● AIM
Without the images, output each record below as it stands.

● DATA EXTRACT
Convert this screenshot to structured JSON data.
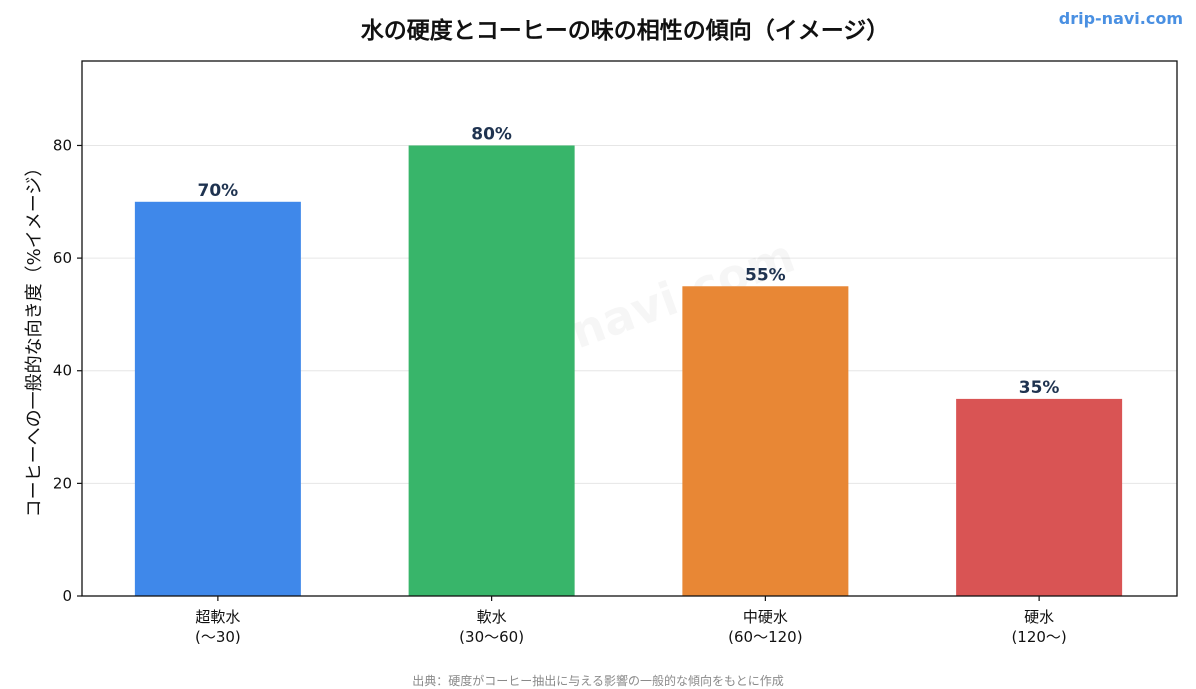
{
  "brand": {
    "text": "drip-navi.com",
    "color": "#4a90e2"
  },
  "watermark": "drip-navi.com",
  "source": "出典：硬度がコーヒー抽出に与える影響の一般的な傾向をもとに作成",
  "chart_data": {
    "type": "bar",
    "title": "水の硬度とコーヒーの味の相性の傾向（イメージ）",
    "xlabel": "",
    "ylabel": "コーヒーへの一般的な向き度（%イメージ）",
    "ylim": [
      0,
      95
    ],
    "yticks": [
      0,
      20,
      40,
      60,
      80
    ],
    "grid": true,
    "legend": "none",
    "categories": [
      {
        "name": "超軟水",
        "range": "(〜30)"
      },
      {
        "name": "軟水",
        "range": "(30〜60)"
      },
      {
        "name": "中硬水",
        "range": "(60〜120)"
      },
      {
        "name": "硬水",
        "range": "(120〜)"
      }
    ],
    "values": [
      70,
      80,
      55,
      35
    ],
    "value_labels": [
      "70%",
      "80%",
      "55%",
      "35%"
    ],
    "colors": [
      "#3f88ea",
      "#38b56a",
      "#e88735",
      "#d95454"
    ]
  }
}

● EXERCISE RESULT
Convert this screenshot to structured JSON data.
{
  "brand": {
    "text": "drip-navi.com",
    "color": "#4a90e2"
  },
  "watermark": "drip-navi.com",
  "source": "出典：硬度がコーヒー抽出に与える影響の一般的な傾向をもとに作成",
  "chart_data": {
    "type": "bar",
    "title": "水の硬度とコーヒーの味の相性の傾向（イメージ）",
    "xlabel": "",
    "ylabel": "コーヒーへの一般的な向き度（%イメージ）",
    "ylim": [
      0,
      95
    ],
    "yticks": [
      0,
      20,
      40,
      60,
      80
    ],
    "grid": true,
    "legend": "none",
    "categories": [
      {
        "name": "超軟水",
        "range": "(〜30)"
      },
      {
        "name": "軟水",
        "range": "(30〜60)"
      },
      {
        "name": "中硬水",
        "range": "(60〜120)"
      },
      {
        "name": "硬水",
        "range": "(120〜)"
      }
    ],
    "values": [
      70,
      80,
      55,
      35
    ],
    "value_labels": [
      "70%",
      "80%",
      "55%",
      "35%"
    ],
    "colors": [
      "#3f88ea",
      "#38b56a",
      "#e88735",
      "#d95454"
    ]
  }
}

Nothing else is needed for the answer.